> Problem requirements
Put each line of the material, from the very first one through the line containing "ab-logo-text: AB [647,35,673,55]", into a JSON list of strings, one string per line, with both ends included and blank lines skipped.

[Stored data entries]
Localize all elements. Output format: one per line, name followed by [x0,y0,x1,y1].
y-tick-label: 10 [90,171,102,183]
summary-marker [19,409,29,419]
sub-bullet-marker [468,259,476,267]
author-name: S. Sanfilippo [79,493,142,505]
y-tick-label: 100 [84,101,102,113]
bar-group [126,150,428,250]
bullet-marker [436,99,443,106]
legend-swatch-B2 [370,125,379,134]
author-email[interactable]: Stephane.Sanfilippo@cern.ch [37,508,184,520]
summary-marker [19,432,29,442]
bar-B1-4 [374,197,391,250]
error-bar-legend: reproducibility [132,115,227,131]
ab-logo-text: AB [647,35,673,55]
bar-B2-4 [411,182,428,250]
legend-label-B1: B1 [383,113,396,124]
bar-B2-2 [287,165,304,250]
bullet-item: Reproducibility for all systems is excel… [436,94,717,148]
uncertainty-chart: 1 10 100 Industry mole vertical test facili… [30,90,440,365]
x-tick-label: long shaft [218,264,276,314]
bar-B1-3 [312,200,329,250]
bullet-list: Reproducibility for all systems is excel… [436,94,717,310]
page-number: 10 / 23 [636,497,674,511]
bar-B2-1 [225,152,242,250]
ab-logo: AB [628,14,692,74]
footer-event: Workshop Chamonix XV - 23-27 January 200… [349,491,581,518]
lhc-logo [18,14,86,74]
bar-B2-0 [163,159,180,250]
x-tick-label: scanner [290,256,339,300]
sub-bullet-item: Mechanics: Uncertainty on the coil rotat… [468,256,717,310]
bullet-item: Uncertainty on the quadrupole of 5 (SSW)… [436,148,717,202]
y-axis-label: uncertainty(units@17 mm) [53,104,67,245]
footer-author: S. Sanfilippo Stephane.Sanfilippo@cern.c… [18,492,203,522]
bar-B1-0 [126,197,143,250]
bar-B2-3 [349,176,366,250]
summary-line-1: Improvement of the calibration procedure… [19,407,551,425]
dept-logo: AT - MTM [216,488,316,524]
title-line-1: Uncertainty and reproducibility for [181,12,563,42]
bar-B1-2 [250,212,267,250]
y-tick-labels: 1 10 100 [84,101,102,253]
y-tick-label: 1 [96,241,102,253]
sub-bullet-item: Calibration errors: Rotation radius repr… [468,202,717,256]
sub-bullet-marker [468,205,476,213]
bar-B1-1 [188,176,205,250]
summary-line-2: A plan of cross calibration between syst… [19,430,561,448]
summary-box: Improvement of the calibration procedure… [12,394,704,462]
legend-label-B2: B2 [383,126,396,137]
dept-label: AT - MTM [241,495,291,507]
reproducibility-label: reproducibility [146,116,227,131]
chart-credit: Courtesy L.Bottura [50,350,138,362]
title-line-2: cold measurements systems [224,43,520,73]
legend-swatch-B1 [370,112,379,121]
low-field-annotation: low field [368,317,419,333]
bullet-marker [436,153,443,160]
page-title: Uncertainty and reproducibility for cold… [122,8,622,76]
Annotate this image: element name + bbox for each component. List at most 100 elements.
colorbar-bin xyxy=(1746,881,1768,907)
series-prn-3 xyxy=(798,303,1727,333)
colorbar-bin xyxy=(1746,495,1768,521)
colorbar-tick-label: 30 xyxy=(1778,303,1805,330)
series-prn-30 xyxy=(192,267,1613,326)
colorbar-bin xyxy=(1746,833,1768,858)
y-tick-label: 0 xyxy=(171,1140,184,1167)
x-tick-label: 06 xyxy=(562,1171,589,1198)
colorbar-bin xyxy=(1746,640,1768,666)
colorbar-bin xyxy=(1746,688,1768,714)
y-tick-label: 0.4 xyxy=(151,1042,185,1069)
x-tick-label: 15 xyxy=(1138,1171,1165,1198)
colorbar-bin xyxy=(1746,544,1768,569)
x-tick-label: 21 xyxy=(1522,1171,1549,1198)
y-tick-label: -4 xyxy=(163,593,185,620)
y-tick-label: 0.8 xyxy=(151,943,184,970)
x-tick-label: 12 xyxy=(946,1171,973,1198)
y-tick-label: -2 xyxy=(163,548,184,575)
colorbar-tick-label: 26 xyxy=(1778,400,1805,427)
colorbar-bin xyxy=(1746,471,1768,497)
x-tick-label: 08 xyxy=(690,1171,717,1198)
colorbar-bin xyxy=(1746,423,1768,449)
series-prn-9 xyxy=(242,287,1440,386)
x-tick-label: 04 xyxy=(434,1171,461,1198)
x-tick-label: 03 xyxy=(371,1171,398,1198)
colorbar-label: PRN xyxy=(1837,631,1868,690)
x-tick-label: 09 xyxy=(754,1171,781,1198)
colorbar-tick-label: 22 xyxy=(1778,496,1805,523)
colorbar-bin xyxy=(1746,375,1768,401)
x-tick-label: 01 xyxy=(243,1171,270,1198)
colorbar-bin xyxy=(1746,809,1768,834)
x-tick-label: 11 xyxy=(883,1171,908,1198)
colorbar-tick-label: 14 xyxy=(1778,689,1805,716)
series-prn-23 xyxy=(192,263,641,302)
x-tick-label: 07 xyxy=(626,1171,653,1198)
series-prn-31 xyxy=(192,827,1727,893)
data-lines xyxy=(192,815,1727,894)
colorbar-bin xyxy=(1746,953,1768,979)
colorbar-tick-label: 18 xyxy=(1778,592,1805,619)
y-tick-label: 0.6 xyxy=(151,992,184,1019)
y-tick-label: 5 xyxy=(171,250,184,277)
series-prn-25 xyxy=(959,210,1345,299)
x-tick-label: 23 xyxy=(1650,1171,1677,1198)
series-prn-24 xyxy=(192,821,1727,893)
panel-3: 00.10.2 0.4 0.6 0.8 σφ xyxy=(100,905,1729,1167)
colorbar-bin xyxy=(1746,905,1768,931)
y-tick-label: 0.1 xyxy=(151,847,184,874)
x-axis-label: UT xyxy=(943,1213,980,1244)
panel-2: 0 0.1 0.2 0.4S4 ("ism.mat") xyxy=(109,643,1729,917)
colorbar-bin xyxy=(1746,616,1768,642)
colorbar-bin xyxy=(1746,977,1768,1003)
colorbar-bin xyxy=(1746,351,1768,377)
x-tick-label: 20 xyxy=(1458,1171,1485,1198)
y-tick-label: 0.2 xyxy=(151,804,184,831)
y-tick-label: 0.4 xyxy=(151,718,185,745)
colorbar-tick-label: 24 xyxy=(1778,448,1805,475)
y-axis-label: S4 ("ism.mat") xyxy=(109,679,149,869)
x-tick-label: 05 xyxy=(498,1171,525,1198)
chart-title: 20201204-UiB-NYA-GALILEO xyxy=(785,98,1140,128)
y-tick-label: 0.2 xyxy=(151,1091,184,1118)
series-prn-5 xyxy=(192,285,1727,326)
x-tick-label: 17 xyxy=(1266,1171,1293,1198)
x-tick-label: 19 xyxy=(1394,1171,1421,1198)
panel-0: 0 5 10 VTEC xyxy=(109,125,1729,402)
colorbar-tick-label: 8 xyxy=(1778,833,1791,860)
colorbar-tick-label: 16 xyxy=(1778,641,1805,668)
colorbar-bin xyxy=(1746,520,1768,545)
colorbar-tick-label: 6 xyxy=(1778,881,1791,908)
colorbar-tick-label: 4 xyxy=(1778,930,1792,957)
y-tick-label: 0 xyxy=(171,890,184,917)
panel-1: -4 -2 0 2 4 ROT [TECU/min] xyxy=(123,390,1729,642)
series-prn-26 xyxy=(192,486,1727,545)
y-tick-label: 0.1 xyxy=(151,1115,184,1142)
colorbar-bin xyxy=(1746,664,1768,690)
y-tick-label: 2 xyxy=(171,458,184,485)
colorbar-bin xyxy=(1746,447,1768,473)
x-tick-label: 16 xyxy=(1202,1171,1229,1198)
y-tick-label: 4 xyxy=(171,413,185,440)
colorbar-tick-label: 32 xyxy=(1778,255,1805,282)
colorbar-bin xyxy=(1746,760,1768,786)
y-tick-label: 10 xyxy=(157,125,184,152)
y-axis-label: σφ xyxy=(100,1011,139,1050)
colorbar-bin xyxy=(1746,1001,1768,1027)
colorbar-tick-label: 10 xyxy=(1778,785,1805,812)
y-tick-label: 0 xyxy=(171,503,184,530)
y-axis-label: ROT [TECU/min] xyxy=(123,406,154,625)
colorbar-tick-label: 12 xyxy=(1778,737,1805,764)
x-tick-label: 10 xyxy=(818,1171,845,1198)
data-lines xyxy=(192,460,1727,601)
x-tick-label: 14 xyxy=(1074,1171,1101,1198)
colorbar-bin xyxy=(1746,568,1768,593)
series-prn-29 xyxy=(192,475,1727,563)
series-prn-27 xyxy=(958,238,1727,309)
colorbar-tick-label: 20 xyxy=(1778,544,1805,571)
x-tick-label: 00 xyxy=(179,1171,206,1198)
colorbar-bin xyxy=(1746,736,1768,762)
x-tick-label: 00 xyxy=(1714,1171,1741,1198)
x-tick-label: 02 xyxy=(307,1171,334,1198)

> The completed task
[
  "Localize all elements. Output format: one per line, name followed by [x0,y0,x1,y1].",
  "y-tick-label: 10 [90,171,102,183]",
  "summary-marker [19,409,29,419]",
  "sub-bullet-marker [468,259,476,267]",
  "author-name: S. Sanfilippo [79,493,142,505]",
  "y-tick-label: 100 [84,101,102,113]",
  "bar-group [126,150,428,250]",
  "bullet-marker [436,99,443,106]",
  "legend-swatch-B2 [370,125,379,134]",
  "author-email[interactable]: Stephane.Sanfilippo@cern.ch [37,508,184,520]",
  "summary-marker [19,432,29,442]",
  "bar-B1-4 [374,197,391,250]",
  "error-bar-legend: reproducibility [132,115,227,131]",
  "ab-logo-text: AB [647,35,673,55]"
]